Surviving High School: It's not easy being young
We look at the benefits and challenges of making a mobile game about high school students.
The latest issue of Teen Vogue arrives at an office in Northern California. On the cover is pop sensation and former Hannah Montana actress Miley Cyrus. Taglines promise the best eco-friendly beauty buys and tips on looking "fierce" and "chic."
The magazine makes the rounds through the office. By the end of the day everyone will have read it. Ultimately, it will join the company's growing piles of teen magazines.
Somewhere between flicking through its pages and learning that young Miley has fallen in love with Aussie heartthrob Liam Hemsworth, there will be a mandatory screening of Fox's hit TV series, Glee. A week later, when the latest Twilight film releases to millions of adoring teenage fans, the office will drop everything to go on an excursion to see it — and will be first in line.
This isn't the office for a fashion and beauty marketing machine. This is a video game studio. Owned by one of the biggest game publishers in the world, Electronic Arts, this is the team behind one of the most popular text-based games on phones: Surviving High School.
Birth before iPhone
In a market saturated with platformers, puzzlers and bite-sized action games, one would think that a game that hangs its hat on writing about teenagers at a high school would find it hard to succeed. Surviving High School has no bells or whistles, no novel mechanic and its art is far from groundbreaking. But Surviving High School has been succeeding for years.
"When people remember [high school], they remember it with a sense of nostalgia."
The choose-your-own-adventure game launched on feature phones in 2004 — long before the words "iPhone" and "Android" meant anything to anyone — with a text-heavy story about students at Centerscore High. The game's creators at Centerscore Games had to focus on the writing because the graphical capabilities of phones meant there was little else they could focus on.
Games were delivered through phone carriers rather than app marketplaces, graphic performance was about as good as a slow-running Game Boy Color and the developers wanted players to have a greater investment than they would in something like Snake or Connect Four.
Surviving High School in its current iOS form
They created a standalone story that followed the students at Centerscore High, allowing the player to choose the characters' paths and determine their fate in the harsh world that is high school. Shortly after the game launched more than eight years ago, it cracked the top 20 list of most-purchased games on feature phones. A few weeks later it made the top 10. A couple of months after that, it was ranked third. The team began producing regular downloadable follow-up episodes that players could subscribe to. When iPhone joined the common vernacular, the team began developing it for smart phones.
Eight years and more than 300 episodes later, Surviving High School is now owned by Electronic Arts, has cracked the millions in downloads and birthed a loyal community that excitedly waits for a new episode every week. Fans have devoted Tumblrs to the game's characters; they write fan fiction; they speculate over which characters will get together and which characters will break up. Max Doty, a writer who's been with the game since the very beginning, is about to release his second Surviving High School novel.
High school, it seems, is a pretty big deal.
Everyone's been to high school

"High school is a universal experience," says Max Doty, one of the first writers to work on Surviving High School. "So many people have experienced high school and it was a time when you interacted with people across more walks of life than at any other time in your life.

[Data items]
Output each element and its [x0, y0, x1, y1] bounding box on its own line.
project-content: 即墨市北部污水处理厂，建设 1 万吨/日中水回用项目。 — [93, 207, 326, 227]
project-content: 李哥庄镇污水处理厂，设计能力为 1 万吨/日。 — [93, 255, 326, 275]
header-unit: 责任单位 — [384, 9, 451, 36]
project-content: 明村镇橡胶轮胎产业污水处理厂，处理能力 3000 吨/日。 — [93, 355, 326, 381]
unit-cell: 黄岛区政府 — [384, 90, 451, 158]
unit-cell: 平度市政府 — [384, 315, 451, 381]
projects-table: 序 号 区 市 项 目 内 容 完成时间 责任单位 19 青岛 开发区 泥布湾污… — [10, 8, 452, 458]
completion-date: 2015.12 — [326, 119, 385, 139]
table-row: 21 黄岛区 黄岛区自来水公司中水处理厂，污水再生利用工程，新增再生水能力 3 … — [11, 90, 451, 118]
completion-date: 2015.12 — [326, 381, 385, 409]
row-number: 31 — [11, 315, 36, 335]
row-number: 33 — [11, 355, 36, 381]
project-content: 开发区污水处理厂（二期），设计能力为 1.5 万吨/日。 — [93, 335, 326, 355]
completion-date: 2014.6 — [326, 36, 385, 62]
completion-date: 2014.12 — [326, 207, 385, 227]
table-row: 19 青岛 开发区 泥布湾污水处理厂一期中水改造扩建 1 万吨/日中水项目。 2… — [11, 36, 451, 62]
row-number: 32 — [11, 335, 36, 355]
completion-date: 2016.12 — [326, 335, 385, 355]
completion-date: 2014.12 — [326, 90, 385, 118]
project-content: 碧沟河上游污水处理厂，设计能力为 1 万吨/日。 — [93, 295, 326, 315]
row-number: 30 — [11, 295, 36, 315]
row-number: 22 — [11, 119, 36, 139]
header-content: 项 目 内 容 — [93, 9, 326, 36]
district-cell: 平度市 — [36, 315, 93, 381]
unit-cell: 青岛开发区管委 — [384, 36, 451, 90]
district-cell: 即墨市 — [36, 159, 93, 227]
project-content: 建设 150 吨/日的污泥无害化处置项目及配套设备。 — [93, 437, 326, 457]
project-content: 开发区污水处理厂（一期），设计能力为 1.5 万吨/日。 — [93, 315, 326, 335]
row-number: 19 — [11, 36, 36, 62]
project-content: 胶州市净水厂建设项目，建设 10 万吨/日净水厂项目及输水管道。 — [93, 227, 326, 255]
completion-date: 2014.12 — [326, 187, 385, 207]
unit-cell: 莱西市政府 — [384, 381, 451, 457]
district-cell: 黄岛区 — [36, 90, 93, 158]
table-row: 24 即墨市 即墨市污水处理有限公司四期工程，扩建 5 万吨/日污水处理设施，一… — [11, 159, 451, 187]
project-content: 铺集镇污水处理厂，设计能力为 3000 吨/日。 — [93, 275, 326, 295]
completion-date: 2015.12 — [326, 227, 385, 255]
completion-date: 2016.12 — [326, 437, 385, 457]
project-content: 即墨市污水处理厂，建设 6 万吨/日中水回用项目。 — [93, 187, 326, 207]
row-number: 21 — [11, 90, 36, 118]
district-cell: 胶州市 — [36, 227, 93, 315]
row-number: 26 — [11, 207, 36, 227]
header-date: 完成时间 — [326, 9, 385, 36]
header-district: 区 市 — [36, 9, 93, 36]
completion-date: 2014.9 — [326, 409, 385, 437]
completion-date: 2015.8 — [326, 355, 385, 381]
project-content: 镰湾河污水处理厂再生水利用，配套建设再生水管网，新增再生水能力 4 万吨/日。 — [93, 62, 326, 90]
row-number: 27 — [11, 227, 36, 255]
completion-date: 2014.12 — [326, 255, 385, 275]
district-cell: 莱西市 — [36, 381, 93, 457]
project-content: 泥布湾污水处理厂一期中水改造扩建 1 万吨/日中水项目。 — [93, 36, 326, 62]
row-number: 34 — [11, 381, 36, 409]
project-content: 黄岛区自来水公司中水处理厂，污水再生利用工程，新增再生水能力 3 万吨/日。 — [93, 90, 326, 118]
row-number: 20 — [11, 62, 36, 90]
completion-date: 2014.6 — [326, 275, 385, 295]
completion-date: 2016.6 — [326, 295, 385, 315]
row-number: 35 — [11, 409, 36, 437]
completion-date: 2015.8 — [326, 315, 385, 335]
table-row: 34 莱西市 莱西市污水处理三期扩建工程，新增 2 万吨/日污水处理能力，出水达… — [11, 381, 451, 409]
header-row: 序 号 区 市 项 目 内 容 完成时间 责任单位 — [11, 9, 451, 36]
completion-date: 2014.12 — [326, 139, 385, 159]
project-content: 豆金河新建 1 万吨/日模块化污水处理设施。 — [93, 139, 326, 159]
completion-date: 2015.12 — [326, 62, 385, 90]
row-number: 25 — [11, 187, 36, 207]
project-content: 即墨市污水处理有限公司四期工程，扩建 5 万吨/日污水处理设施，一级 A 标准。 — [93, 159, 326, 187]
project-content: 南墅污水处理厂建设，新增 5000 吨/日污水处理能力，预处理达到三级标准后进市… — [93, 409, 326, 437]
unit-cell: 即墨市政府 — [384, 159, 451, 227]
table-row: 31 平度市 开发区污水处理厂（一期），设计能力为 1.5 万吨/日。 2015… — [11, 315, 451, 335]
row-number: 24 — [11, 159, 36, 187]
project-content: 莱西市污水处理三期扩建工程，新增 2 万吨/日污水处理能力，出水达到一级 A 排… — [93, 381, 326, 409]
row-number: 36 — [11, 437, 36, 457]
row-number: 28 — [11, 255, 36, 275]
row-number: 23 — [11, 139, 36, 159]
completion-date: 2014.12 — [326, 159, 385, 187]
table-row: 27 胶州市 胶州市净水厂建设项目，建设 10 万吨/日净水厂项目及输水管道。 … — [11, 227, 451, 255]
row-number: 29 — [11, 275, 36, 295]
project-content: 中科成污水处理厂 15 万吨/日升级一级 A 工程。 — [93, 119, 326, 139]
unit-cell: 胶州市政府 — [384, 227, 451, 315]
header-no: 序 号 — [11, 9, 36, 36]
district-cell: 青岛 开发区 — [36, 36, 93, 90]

...

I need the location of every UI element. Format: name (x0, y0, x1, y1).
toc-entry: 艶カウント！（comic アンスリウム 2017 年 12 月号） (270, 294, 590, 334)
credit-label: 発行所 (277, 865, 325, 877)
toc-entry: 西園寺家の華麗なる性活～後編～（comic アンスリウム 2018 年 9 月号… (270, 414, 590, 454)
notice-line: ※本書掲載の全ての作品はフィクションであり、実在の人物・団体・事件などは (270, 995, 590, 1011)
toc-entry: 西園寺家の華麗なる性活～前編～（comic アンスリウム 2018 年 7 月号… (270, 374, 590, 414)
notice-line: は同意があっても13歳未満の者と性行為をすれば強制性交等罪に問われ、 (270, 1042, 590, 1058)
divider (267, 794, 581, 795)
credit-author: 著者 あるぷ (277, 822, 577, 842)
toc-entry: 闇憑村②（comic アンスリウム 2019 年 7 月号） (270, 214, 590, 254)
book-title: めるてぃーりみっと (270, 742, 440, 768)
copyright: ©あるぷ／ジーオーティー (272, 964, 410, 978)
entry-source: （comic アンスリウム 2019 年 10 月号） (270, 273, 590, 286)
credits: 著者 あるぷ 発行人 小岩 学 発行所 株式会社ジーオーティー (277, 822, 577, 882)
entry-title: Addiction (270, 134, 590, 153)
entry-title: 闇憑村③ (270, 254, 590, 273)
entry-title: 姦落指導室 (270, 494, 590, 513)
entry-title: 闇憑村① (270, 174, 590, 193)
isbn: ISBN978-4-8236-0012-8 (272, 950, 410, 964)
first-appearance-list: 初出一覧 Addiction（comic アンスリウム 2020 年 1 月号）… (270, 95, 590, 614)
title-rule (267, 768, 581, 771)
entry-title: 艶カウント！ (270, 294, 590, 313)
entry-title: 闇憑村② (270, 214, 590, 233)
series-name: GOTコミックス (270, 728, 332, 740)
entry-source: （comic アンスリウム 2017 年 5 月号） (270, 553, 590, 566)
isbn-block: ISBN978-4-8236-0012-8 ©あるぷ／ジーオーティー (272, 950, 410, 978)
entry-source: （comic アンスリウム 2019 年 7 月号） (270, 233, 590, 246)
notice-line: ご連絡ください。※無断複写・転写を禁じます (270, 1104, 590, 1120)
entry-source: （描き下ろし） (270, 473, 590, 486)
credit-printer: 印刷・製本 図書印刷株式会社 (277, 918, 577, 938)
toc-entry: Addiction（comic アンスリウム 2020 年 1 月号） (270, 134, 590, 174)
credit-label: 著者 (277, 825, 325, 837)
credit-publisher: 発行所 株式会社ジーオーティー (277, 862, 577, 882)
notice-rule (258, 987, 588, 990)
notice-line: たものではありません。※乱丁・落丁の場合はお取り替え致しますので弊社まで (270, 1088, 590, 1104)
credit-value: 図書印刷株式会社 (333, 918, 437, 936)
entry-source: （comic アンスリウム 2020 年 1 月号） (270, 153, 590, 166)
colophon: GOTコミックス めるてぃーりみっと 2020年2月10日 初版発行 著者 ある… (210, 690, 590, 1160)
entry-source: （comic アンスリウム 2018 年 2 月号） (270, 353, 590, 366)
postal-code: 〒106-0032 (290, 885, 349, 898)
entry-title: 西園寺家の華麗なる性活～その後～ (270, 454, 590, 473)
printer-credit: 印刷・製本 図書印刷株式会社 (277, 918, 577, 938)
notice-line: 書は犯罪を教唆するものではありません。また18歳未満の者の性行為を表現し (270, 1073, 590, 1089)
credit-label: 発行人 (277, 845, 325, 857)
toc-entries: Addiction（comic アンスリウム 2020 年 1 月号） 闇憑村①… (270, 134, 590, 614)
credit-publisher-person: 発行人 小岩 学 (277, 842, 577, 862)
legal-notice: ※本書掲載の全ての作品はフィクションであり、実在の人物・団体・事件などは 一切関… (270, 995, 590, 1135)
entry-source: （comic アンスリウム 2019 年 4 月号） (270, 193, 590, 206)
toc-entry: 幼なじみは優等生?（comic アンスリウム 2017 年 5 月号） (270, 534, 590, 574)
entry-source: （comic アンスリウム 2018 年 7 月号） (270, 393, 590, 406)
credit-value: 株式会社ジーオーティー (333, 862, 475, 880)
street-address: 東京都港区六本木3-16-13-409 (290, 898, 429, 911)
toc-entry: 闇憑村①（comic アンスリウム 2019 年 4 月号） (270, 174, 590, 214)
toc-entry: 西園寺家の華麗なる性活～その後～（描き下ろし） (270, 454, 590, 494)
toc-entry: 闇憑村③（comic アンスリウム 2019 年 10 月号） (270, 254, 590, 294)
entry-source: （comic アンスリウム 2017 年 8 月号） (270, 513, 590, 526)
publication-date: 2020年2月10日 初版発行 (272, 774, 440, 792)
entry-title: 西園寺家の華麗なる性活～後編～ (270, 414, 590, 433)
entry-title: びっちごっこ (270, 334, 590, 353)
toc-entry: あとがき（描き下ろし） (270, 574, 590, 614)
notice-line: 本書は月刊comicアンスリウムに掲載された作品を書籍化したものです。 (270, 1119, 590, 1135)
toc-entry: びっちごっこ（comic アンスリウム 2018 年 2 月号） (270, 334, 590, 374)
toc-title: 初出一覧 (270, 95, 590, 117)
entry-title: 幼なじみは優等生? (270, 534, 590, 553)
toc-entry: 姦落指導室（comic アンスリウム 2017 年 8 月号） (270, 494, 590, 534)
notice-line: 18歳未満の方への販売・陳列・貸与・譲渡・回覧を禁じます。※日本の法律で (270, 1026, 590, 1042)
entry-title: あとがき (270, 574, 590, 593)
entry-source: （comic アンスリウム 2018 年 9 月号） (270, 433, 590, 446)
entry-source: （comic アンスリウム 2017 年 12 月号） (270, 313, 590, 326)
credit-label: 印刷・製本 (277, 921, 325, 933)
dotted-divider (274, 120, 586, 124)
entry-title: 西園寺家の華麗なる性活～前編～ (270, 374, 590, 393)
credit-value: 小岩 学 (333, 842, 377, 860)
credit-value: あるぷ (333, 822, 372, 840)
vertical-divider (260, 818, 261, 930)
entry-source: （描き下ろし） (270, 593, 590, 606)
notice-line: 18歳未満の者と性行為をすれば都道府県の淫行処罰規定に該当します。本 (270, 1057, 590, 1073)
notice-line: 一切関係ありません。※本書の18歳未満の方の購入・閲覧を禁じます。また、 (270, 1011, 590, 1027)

What this task involves
Resume the article about the mobile game Surviving High School, writing on from its final sentence.

Task answer
"When you're in high school you're kind of thrown together; you're experiencing all these different things for the first time and learning who you are as a person. Everything is really fresh and new and when people remember it, they remember it with a sense of nostalgia."
Doty believes it's this universal experience that has contributed to the success of Surviving High School. For years high school has been the setting for some of the most popular movies, television shows and novels — there's Glee, High School Musical, the earlier seasons of Gossip Girl, Mean Girls, Ten Things I Hate About You and Dawson's Creek. Venturing even further back, shows like Saved by the Bell and the original Beverly Hills 90210 made high school the star of the show.
Doty says that in many ways these shows weren't so much about the individual characters as much as they were about the high school environment and the characters' interactions within it. He notes that in shows like Dawson's Creek and Beverly Hills 90210, when the characters went to college the spirit of the shows changed.
"When the milieu changes it can have a devastating effect on the universe," he says.
Kara Loo and Jennifer Young are both writers on Surviving High School. The two friends — both self-proclaimed nerds — met at high school at an academic banquet, and were it not for their official job titles at EA's mobile studio they could be mistaken for young women who only recently finished high school. The two are youthful and giggly, full of enthusiasm and incredibly articulate. They're fans of almost everything teenagers like, and as people who have been to high school and then studied it daily through their work, they believe that high school never gets old — even when it's been rehashed again and again through films and TV shows — because it's a place filled with constant drama.
"In high school you're forced to mix with people from every different kind of background and every different kind of philosophy on life," Loo says.
"Everyone is forced to go to P.E. class together and do a school project together, so the cheerleader could be next to the nerdy kid, and I don't think that really happens as much outside high school.
"It's a place where you'll break up with someone and have to see them every day at school and see their new girlfriend. I don't think you're thrown together that way at any other time in your life, and I think it makes high school very memorable."

Tapping into your inner teen
The writers of Surviving High School believe that there is something inherently interesting about high school, but to make a game about it that speaks to teenagers, the writers have to ensure that the high school they present in the game is authentic. High school is only interesting if you get it right.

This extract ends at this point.